Directions: Below is some material; transcribe all of it exactly.

==== Exercise materials

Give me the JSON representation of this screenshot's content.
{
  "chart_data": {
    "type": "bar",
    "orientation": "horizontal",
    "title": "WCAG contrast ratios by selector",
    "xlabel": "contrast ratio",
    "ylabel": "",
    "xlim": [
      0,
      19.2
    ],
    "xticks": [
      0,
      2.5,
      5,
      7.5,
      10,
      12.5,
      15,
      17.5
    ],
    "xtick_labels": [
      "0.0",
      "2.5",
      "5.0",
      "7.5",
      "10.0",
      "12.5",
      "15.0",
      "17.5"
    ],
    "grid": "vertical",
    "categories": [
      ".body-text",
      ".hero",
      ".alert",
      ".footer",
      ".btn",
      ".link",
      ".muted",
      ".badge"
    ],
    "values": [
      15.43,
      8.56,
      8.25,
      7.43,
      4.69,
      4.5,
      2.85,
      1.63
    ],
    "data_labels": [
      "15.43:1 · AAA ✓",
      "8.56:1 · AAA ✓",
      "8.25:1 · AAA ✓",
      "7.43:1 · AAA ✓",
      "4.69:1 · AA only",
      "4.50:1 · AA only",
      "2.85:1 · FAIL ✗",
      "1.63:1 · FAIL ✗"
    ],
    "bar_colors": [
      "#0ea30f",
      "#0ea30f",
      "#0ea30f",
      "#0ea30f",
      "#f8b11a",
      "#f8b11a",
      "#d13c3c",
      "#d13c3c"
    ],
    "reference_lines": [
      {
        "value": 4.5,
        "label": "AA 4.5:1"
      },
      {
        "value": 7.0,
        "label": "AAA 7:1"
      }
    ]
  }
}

========

Output:
Give me the JSON representation of this screenshot's content.
{
  "chart_data": {
    "type": "bar",
    "orientation": "horizontal",
    "title": "WCAG contrast ratios by selector",
    "xlabel": "contrast ratio",
    "ylabel": "",
    "xlim": [
      0,
      19.2
    ],
    "xticks": [
      0,
      2.5,
      5,
      7.5,
      10,
      12.5,
      15,
      17.5
    ],
    "xtick_labels": [
      "0.0",
      "2.5",
      "5.0",
      "7.5",
      "10.0",
      "12.5",
      "15.0",
      "17.5"
    ],
    "grid": "vertical",
    "categories": [
      ".body-text",
      ".hero",
      ".alert",
      ".footer",
      ".btn",
      ".link",
      ".muted",
      ".badge"
    ],
    "values": [
      15.43,
      8.56,
      8.25,
      7.43,
      4.69,
      4.5,
      2.85,
      1.63
    ],
    "data_labels": [
      "15.43:1 · AAA ✓",
      "8.56:1 · AAA ✓",
      "8.25:1 · AAA ✓",
      "7.43:1 · AAA ✓",
      "4.69:1 · AA only",
      "4.50:1 · AA only",
      "2.85:1 · FAIL ✗",
      "1.63:1 · FAIL ✗"
    ],
    "bar_colors": [
      "#0ea30f",
      "#0ea30f",
      "#0ea30f",
      "#0ea30f",
      "#f8b11a",
      "#f8b11a",
      "#d13c3c",
      "#d13c3c"
    ],
    "reference_lines": [
      {
        "value": 4.5,
        "label": "AA 4.5:1"
      },
      {
        "value": 7.0,
        "label": "AAA 7:1"
      }
    ]
  }
}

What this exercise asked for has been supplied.